- STORED ROWS -
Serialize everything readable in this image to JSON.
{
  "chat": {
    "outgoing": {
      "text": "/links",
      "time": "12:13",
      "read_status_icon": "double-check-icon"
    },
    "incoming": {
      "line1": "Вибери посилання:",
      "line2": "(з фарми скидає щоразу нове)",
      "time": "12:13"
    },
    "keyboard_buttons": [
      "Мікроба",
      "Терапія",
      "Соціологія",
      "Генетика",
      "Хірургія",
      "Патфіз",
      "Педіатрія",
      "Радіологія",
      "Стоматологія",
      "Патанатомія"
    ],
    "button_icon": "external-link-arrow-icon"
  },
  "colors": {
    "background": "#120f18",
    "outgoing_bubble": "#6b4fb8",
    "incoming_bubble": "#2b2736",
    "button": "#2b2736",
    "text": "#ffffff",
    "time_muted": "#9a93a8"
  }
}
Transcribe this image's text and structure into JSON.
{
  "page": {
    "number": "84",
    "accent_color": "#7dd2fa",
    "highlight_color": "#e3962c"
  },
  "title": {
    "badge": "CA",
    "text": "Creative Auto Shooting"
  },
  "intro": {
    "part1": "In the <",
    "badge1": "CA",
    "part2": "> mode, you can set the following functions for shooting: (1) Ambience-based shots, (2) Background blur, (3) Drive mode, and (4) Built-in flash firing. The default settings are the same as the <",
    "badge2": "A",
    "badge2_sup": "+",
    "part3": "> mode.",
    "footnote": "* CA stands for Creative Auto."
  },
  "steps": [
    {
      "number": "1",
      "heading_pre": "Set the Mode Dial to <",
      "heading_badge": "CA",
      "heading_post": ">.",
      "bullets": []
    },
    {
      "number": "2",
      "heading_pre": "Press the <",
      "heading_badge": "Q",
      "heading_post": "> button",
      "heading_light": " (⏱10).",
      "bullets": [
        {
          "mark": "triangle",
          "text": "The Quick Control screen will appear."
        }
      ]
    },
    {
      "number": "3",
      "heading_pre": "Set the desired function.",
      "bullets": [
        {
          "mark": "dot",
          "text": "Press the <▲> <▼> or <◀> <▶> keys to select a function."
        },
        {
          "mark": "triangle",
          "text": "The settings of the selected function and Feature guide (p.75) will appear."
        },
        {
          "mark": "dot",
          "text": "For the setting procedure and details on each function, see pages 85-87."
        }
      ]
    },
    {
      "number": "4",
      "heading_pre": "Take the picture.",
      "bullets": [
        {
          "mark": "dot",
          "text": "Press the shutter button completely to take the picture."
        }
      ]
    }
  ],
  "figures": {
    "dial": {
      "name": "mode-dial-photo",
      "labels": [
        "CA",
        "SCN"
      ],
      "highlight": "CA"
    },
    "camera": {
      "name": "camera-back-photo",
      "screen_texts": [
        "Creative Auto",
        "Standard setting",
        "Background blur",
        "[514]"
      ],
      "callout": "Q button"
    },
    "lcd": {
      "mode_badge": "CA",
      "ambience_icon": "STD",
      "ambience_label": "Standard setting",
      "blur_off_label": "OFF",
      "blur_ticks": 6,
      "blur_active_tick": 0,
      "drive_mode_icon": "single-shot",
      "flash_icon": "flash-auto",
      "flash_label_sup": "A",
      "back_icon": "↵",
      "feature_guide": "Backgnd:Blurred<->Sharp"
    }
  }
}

- WHAT THE EXERCISE ASKS -
Go over the entries above and say how many lines hold the string "this", with no other text.

- TASK RESULT -
2